--- start of TASK MATERIAL ---
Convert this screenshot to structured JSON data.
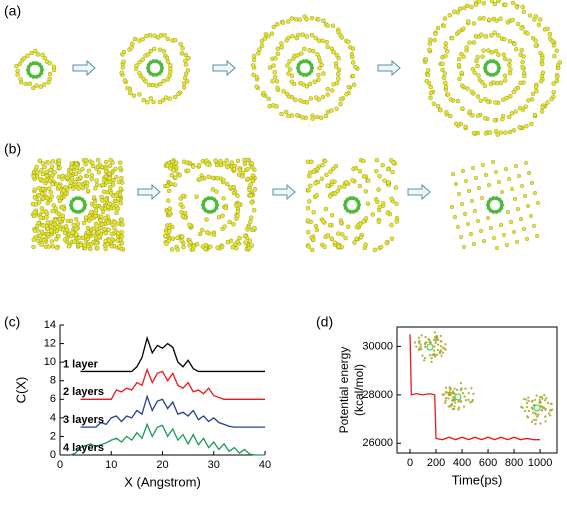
{
  "panel_labels": [
    "(a)",
    "(b)",
    "(c)",
    "(d)"
  ],
  "chart_data": [
    {
      "type": "line",
      "xlabel": "X (Angstrom)",
      "ylabel": "C(X)",
      "x": [
        0,
        1,
        2,
        3,
        4,
        5,
        6,
        7,
        8,
        9,
        10,
        11,
        12,
        13,
        14,
        15,
        16,
        17,
        18,
        19,
        20,
        21,
        22,
        23,
        24,
        25,
        26,
        27,
        28,
        29,
        30,
        31,
        32,
        33,
        34,
        35,
        36,
        37,
        38,
        39,
        40
      ],
      "xlim": [
        0,
        40
      ],
      "xticks": [
        0,
        10,
        20,
        30,
        40
      ],
      "ylim": [
        0,
        14
      ],
      "yticks": [
        0,
        2,
        4,
        6,
        8,
        10,
        12,
        14
      ],
      "series": [
        {
          "name": "1 layer",
          "color": "#000000",
          "values": [
            null,
            null,
            null,
            null,
            9,
            9,
            9,
            9,
            9,
            9,
            9,
            9,
            9,
            9,
            9,
            9.5,
            10.5,
            12.6,
            11,
            11.8,
            11.5,
            12,
            11.6,
            10,
            9.5,
            10.2,
            9.3,
            9,
            9,
            9,
            9,
            9,
            9,
            9,
            9,
            9,
            9,
            9,
            9,
            9,
            9
          ]
        },
        {
          "name": "2 layers",
          "color": "#e8191c",
          "values": [
            null,
            null,
            null,
            null,
            6,
            6,
            6,
            6,
            6,
            6,
            6,
            7,
            6.8,
            7.2,
            7,
            7.8,
            7.5,
            9.2,
            7.8,
            8.8,
            9,
            8,
            8.8,
            7.5,
            7.2,
            7.8,
            6.8,
            7,
            6.6,
            7.2,
            6.4,
            6.2,
            6,
            6,
            6,
            6,
            6,
            6,
            6,
            6,
            6
          ]
        },
        {
          "name": "3 layers",
          "color": "#23408e",
          "values": [
            null,
            null,
            null,
            null,
            3,
            3,
            3,
            3,
            3.5,
            3.3,
            4,
            4.2,
            3.6,
            4.2,
            4,
            4.8,
            4.4,
            6.3,
            4.8,
            5.8,
            6,
            5,
            5.7,
            4.4,
            4.6,
            4.2,
            4.8,
            3.8,
            4.2,
            3.6,
            4,
            3.5,
            3.3,
            3.1,
            3,
            3,
            3,
            3,
            3,
            3,
            3
          ]
        },
        {
          "name": "4 layers",
          "color": "#1a9a5a",
          "values": [
            null,
            null,
            0,
            0.2,
            0.8,
            1,
            1.2,
            0.9,
            1.1,
            1.3,
            1.6,
            1.8,
            1.4,
            2,
            1.6,
            2.4,
            1.8,
            3.3,
            2,
            3,
            3.2,
            2,
            2.8,
            1.6,
            2.2,
            1.2,
            2.2,
            1.1,
            1.8,
            0.8,
            1.4,
            0.6,
            1.2,
            0.4,
            0.8,
            0.2,
            0.6,
            0.1,
            0,
            0,
            0
          ]
        }
      ]
    },
    {
      "type": "line",
      "xlabel": "Time(ps)",
      "ylabel": [
        "Potential energy",
        "(kcal/mol)"
      ],
      "x": [
        0,
        10,
        50,
        100,
        150,
        190,
        200,
        250,
        300,
        350,
        400,
        450,
        500,
        550,
        600,
        650,
        700,
        750,
        800,
        850,
        900,
        950,
        1000
      ],
      "xlim": [
        -100,
        1130
      ],
      "xticks": [
        0,
        200,
        400,
        600,
        800,
        1000
      ],
      "ylim": [
        25600,
        30800
      ],
      "yticks": [
        26000,
        28000,
        30000
      ],
      "series": [
        {
          "name": "energy",
          "color": "#e8191c",
          "values": [
            30500,
            28000,
            28050,
            28000,
            28050,
            28000,
            26200,
            26150,
            26250,
            26150,
            26250,
            26150,
            26250,
            26150,
            26250,
            26150,
            26250,
            26150,
            26250,
            26150,
            26200,
            26150,
            26150
          ]
        }
      ]
    }
  ]
}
--- end of TASK MATERIAL ---
§ WHAT IS REQUIRED
Write out the listing above again, exactly, but with no pictures in the copy.

§ TASK ANSWER
Convert this screenshot to structured JSON data.
{
  "panel_labels": [
    "(a)",
    "(b)",
    "(c)",
    "(d)"
  ],
  "chart_data": [
    {
      "type": "line",
      "xlabel": "X (Angstrom)",
      "ylabel": "C(X)",
      "x": [
        0,
        1,
        2,
        3,
        4,
        5,
        6,
        7,
        8,
        9,
        10,
        11,
        12,
        13,
        14,
        15,
        16,
        17,
        18,
        19,
        20,
        21,
        22,
        23,
        24,
        25,
        26,
        27,
        28,
        29,
        30,
        31,
        32,
        33,
        34,
        35,
        36,
        37,
        38,
        39,
        40
      ],
      "xlim": [
        0,
        40
      ],
      "xticks": [
        0,
        10,
        20,
        30,
        40
      ],
      "ylim": [
        0,
        14
      ],
      "yticks": [
        0,
        2,
        4,
        6,
        8,
        10,
        12,
        14
      ],
      "series": [
        {
          "name": "1 layer",
          "color": "#000000",
          "values": [
            null,
            null,
            null,
            null,
            9,
            9,
            9,
            9,
            9,
            9,
            9,
            9,
            9,
            9,
            9,
            9.5,
            10.5,
            12.6,
            11,
            11.8,
            11.5,
            12,
            11.6,
            10,
            9.5,
            10.2,
            9.3,
            9,
            9,
            9,
            9,
            9,
            9,
            9,
            9,
            9,
            9,
            9,
            9,
            9,
            9
          ]
        },
        {
          "name": "2 layers",
          "color": "#e8191c",
          "values": [
            null,
            null,
            null,
            null,
            6,
            6,
            6,
            6,
            6,
            6,
            6,
            7,
            6.8,
            7.2,
            7,
            7.8,
            7.5,
            9.2,
            7.8,
            8.8,
            9,
            8,
            8.8,
            7.5,
            7.2,
            7.8,
            6.8,
            7,
            6.6,
            7.2,
            6.4,
            6.2,
            6,
            6,
            6,
            6,
            6,
            6,
            6,
            6,
            6
          ]
        },
        {
          "name": "3 layers",
          "color": "#23408e",
          "values": [
            null,
            null,
            null,
            null,
            3,
            3,
            3,
            3,
            3.5,
            3.3,
            4,
            4.2,
            3.6,
            4.2,
            4,
            4.8,
            4.4,
            6.3,
            4.8,
            5.8,
            6,
            5,
            5.7,
            4.4,
            4.6,
            4.2,
            4.8,
            3.8,
            4.2,
            3.6,
            4,
            3.5,
            3.3,
            3.1,
            3,
            3,
            3,
            3,
            3,
            3,
            3
          ]
        },
        {
          "name": "4 layers",
          "color": "#1a9a5a",
          "values": [
            null,
            null,
            0,
            0.2,
            0.8,
            1,
            1.2,
            0.9,
            1.1,
            1.3,
            1.6,
            1.8,
            1.4,
            2,
            1.6,
            2.4,
            1.8,
            3.3,
            2,
            3,
            3.2,
            2,
            2.8,
            1.6,
            2.2,
            1.2,
            2.2,
            1.1,
            1.8,
            0.8,
            1.4,
            0.6,
            1.2,
            0.4,
            0.8,
            0.2,
            0.6,
            0.1,
            0,
            0,
            0
          ]
        }
      ]
    },
    {
      "type": "line",
      "xlabel": "Time(ps)",
      "ylabel": [
        "Potential energy",
        "(kcal/mol)"
      ],
      "x": [
        0,
        10,
        50,
        100,
        150,
        190,
        200,
        250,
        300,
        350,
        400,
        450,
        500,
        550,
        600,
        650,
        700,
        750,
        800,
        850,
        900,
        950,
        1000
      ],
      "xlim": [
        -100,
        1130
      ],
      "xticks": [
        0,
        200,
        400,
        600,
        800,
        1000
      ],
      "ylim": [
        25600,
        30800
      ],
      "yticks": [
        26000,
        28000,
        30000
      ],
      "series": [
        {
          "name": "energy",
          "color": "#e8191c",
          "values": [
            30500,
            28000,
            28050,
            28000,
            28050,
            28000,
            26200,
            26150,
            26250,
            26150,
            26250,
            26150,
            26250,
            26150,
            26250,
            26150,
            26250,
            26150,
            26250,
            26150,
            26200,
            26150,
            26150
          ]
        }
      ]
    }
  ]
}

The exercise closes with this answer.